▶ **Short exercise**:
In the listing below, how many lines contain the word "Tech"? Please respond with the number only.

▶ **Task inputs**:
####
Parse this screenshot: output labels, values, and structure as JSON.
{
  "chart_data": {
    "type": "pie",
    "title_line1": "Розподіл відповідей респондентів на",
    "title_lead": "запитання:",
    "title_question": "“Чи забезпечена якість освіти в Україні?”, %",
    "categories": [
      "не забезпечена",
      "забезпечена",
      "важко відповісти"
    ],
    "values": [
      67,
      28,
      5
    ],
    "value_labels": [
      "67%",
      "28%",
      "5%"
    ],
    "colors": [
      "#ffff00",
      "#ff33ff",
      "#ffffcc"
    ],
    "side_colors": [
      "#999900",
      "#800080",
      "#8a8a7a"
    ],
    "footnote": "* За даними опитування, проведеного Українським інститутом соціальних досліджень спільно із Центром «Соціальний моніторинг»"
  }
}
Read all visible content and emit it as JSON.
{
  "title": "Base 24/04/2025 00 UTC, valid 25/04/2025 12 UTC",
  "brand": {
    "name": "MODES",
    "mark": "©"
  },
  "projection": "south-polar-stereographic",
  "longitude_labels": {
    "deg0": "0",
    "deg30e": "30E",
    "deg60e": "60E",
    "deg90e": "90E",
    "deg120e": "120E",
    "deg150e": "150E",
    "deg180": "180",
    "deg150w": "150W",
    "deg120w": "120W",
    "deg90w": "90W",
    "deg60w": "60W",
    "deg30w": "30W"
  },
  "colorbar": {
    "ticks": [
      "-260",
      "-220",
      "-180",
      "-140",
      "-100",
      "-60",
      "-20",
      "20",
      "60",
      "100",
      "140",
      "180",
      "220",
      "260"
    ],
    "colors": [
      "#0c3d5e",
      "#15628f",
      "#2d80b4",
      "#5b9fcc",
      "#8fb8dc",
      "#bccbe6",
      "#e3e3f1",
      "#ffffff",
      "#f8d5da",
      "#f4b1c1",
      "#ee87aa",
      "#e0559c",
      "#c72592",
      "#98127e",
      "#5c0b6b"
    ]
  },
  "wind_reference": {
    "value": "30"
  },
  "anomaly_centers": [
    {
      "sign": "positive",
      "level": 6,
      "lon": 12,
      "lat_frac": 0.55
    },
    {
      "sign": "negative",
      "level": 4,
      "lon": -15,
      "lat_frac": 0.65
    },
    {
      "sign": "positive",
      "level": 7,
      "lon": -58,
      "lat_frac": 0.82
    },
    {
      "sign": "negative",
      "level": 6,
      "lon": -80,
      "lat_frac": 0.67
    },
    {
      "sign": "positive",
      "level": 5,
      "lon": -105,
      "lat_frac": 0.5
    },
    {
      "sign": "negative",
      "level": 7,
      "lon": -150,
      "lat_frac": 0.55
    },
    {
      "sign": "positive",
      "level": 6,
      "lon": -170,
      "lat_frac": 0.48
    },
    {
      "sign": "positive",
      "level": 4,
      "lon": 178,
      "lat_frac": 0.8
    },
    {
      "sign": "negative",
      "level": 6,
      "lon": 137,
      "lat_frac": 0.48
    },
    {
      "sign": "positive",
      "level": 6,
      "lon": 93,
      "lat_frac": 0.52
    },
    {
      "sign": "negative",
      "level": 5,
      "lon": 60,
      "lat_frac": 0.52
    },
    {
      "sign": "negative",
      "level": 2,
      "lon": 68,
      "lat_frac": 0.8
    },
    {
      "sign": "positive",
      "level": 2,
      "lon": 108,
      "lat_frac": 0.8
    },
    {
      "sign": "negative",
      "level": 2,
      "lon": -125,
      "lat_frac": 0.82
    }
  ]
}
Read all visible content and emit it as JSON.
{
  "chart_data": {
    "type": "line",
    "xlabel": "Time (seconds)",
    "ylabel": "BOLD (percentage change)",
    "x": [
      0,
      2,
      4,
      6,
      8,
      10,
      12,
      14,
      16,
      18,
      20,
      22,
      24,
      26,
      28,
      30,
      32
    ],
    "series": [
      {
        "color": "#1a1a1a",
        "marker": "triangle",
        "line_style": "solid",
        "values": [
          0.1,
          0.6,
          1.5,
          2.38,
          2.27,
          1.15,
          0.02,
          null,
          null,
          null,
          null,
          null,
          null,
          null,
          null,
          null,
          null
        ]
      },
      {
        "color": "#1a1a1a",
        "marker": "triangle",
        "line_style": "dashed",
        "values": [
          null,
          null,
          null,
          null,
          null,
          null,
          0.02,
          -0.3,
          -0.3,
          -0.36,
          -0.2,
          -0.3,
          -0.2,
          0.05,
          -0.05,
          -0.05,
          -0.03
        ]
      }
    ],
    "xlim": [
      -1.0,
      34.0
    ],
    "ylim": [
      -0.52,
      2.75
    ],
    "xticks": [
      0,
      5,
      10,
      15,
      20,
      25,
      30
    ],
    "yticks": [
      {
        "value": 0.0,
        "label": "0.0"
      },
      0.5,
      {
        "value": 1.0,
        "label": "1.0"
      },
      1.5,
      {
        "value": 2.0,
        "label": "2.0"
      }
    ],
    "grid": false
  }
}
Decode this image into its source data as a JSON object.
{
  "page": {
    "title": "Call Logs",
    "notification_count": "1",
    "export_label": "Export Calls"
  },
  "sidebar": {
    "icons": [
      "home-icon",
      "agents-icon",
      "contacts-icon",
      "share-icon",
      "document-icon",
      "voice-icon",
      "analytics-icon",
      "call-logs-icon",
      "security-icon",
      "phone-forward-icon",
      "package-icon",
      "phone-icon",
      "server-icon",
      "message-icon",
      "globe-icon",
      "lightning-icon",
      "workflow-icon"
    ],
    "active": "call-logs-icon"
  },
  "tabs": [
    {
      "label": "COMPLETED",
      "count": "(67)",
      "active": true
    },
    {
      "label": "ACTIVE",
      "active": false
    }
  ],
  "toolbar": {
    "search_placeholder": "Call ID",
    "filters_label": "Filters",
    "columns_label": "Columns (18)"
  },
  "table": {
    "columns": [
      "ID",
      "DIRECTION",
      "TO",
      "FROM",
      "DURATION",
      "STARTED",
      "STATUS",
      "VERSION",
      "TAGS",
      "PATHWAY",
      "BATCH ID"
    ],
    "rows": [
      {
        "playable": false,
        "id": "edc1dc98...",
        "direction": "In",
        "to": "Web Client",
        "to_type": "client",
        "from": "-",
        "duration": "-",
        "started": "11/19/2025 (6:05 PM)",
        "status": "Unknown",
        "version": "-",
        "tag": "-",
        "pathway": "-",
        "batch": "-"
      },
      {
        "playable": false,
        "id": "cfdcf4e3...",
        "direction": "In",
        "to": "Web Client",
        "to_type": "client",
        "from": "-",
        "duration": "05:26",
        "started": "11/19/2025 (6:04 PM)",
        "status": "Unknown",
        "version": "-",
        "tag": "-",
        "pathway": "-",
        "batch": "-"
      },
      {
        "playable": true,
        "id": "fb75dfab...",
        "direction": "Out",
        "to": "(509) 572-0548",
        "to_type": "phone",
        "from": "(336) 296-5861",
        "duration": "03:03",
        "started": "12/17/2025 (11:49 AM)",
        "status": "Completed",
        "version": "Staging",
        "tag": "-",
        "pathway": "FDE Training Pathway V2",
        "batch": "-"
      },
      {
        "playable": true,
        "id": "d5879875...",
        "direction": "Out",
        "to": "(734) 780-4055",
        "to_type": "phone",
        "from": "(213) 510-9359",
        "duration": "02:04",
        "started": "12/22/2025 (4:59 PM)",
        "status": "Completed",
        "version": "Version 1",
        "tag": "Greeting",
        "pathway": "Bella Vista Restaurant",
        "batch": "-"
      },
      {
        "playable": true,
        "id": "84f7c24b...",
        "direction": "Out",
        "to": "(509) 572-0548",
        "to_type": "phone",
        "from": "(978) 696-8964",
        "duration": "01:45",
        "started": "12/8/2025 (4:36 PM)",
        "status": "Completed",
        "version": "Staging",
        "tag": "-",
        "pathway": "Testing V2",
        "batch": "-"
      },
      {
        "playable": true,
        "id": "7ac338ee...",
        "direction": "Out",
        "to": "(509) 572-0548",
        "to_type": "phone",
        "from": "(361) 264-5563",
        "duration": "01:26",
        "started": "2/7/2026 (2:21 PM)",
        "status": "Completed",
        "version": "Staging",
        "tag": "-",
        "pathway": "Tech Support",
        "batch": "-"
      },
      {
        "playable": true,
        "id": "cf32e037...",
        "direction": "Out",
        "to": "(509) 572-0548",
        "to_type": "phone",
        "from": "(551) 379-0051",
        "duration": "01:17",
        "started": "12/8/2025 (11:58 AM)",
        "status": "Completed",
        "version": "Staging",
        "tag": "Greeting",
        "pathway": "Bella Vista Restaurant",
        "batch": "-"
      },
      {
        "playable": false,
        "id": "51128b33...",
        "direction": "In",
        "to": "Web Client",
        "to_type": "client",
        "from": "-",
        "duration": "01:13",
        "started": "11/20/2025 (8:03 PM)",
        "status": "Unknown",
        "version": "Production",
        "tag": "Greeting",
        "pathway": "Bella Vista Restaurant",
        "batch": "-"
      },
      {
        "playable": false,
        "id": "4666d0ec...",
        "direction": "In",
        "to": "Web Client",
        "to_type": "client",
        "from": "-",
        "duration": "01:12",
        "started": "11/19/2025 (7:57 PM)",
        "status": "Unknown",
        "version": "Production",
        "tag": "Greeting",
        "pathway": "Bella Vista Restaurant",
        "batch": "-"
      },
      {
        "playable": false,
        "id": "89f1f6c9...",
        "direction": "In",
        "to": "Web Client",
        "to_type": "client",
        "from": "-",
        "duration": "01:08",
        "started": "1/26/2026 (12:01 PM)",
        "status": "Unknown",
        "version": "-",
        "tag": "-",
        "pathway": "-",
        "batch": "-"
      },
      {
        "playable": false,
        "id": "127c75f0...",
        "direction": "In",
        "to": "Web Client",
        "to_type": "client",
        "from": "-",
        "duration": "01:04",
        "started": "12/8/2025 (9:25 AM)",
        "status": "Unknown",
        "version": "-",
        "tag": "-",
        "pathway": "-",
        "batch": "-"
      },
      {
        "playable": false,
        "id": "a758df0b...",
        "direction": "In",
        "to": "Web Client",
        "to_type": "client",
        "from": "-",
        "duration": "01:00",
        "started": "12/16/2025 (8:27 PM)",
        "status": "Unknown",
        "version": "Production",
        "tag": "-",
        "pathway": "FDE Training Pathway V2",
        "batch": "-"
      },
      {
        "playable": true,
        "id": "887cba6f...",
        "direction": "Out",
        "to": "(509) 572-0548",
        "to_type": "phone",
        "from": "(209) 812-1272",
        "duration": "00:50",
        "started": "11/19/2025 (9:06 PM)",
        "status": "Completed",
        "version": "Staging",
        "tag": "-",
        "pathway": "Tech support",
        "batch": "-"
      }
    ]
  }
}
####
▶ **Exercise result**:
2